ЗАДАНИЕ → Каким по счету сюрреалистом, покончившим с собой, был Рене Кревель, согласно тексту о сюрреалистах?

ТЕКСТ ДЛЯ ЧТЕНИЯ →
★ ★ ★ ★ ★ ★ ★
Бретон, понимая, какую опасность представляет коммунистическая фракция,
решил исключить Арагона и его сообщников: Бунюэля, Юника, Садуля и пр. Рене
Кревель был единственным искренним коммунистом. Он не решился следовать
Арагону в его направленности к интеллектуальной посредственности. Остался в
стороне и от нашей группы, а немного позднее, не в силах разрешить
драматические противоречия послевоенных проблем, покончил с собой. Кревель
был третьим сюрреалистом, который покончил с собой, таким образом подкрепив
ответ на анкету, проведенную движением в самом начале: "Самоубийство - это
выход?" Я тогда ответил отрицательно, обусловив своим "нет" продолжение своей
безумной деятельности. Иные кончали медленным самоубийством, утопая в
болтовне на террасах кафе. Меня же никогда не интересовала политика. Я нахожу
ее смешной и жалкой, хотя порой и опасной. Наоборот, я изучал историю
религий, особенно католичества, которое с каждым днем казалось мне все более
"совершенной архитектурой". Я отдалился от группы сюрреалистов, без конца
переезжая:Париж-Порт-Льигат-Нью-Йорк-Париж-ПортЛьигат. Мои появления в Париже
заставляли меня делать многочисленные выходы в свет. Я производил впечатление
на очень богатых людей, так же как и на бедняков в ПортЛьигате. Лишь средний
класс оставлял меня без внимания. Вокруг сюрреалистов толпились тогда мелкие
буржуа, фауна плохо отмытых неудачников. Они шарахались от меня, как от чумы.
★ ★ ★ ★ ★ ★ ★
ПРЕДОСТАВЛЕННЫЕ ЗАПИСИ →
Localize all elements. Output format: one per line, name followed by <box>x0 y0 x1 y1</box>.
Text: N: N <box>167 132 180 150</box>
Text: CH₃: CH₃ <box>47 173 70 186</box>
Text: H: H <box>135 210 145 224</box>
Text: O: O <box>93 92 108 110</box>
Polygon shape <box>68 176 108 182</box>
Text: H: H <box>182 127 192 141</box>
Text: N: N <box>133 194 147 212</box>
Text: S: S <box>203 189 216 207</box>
★ ★ ★ ★ ★ ★ ★
ИТОГОВЫЙ ОТВЕТ → Рене Кревель был третьим сюрреалистом, покончившим с собой.